***** Data for the task *****

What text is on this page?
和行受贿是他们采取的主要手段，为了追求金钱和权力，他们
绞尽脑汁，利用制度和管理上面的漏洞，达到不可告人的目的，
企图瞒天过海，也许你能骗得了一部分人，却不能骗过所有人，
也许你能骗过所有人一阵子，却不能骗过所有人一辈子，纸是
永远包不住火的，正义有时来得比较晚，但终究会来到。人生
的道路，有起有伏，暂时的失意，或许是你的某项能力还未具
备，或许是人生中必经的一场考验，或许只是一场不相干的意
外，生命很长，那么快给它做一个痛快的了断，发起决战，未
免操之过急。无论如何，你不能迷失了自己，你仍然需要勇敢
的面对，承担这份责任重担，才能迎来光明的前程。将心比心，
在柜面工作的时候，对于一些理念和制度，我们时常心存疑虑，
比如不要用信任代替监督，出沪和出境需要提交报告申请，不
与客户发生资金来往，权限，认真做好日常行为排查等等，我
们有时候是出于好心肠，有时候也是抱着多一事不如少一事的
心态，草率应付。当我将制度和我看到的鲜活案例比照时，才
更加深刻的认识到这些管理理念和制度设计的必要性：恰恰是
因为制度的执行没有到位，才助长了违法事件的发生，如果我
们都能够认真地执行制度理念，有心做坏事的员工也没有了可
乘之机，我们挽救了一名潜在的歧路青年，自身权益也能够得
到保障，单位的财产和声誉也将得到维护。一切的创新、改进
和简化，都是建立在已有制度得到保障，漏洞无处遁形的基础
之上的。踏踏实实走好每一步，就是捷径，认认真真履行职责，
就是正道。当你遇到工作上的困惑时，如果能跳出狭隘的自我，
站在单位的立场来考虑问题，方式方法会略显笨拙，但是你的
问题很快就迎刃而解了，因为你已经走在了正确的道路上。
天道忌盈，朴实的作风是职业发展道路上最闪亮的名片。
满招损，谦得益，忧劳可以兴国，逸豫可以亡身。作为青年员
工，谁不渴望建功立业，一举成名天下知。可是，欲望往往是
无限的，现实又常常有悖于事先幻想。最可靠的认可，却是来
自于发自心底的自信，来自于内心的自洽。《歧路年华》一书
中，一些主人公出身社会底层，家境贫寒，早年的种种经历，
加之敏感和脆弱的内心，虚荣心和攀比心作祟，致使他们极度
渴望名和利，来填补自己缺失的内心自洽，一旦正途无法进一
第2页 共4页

*****
***** Data for the task *****

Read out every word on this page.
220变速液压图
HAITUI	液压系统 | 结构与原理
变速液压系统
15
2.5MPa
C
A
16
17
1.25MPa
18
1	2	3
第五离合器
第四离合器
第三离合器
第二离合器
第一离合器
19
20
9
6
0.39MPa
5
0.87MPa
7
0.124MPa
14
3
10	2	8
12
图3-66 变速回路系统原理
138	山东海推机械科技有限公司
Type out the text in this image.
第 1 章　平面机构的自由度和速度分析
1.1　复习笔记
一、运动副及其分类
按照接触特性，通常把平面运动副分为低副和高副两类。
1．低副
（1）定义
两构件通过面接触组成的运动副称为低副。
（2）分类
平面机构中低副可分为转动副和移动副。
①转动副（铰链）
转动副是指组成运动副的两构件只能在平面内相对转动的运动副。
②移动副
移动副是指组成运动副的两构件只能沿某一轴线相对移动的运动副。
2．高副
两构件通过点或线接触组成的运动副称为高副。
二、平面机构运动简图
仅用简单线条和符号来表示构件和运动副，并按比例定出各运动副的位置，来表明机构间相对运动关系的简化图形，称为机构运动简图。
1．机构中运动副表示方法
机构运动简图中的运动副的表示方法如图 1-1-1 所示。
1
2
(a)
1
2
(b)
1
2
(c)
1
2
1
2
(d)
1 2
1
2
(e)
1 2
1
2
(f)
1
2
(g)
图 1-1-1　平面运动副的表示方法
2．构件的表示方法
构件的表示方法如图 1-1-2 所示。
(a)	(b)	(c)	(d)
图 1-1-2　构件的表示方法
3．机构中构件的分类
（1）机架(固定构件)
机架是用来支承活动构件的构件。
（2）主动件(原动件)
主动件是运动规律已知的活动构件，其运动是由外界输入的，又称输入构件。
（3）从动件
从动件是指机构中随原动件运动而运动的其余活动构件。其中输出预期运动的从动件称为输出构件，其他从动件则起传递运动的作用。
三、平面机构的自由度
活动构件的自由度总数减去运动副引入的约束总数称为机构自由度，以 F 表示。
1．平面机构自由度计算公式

*****

Goal
Which lines of the data above contain "page"? Copy each one.

Task result
What text is on this page?
Read out every word on this page.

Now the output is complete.